▶ TASK DATA

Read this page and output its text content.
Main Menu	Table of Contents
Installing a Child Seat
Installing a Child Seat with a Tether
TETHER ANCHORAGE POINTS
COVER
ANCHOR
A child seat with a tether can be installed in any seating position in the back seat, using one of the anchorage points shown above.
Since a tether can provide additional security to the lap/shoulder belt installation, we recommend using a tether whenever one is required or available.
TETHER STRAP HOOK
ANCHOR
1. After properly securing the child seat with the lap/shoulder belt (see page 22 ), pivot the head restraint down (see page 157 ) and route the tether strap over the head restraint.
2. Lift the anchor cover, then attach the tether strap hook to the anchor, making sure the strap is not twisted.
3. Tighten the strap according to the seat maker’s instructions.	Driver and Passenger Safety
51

▶ EXERCISE OBJECTIVE
Print the listing above in full, exactly as it is.

▶ FINISHED ANSWER
Read this page and output its text content.
Main Menu	Table of Contents
Installing a Child Seat
Installing a Child Seat with a Tether
TETHER ANCHORAGE POINTS
COVER
ANCHOR
A child seat with a tether can be installed in any seating position in the back seat, using one of the anchorage points shown above.
Since a tether can provide additional security to the lap/shoulder belt installation, we recommend using a tether whenever one is required or available.
TETHER STRAP HOOK
ANCHOR
1. After properly securing the child seat with the lap/shoulder belt (see page 22 ), pivot the head restraint down (see page 157 ) and route the tether strap over the head restraint.
2. Lift the anchor cover, then attach the tether strap hook to the anchor, making sure the strap is not twisted.
3. Tighten the strap according to the seat maker’s instructions.	Driver and Passenger Safety
51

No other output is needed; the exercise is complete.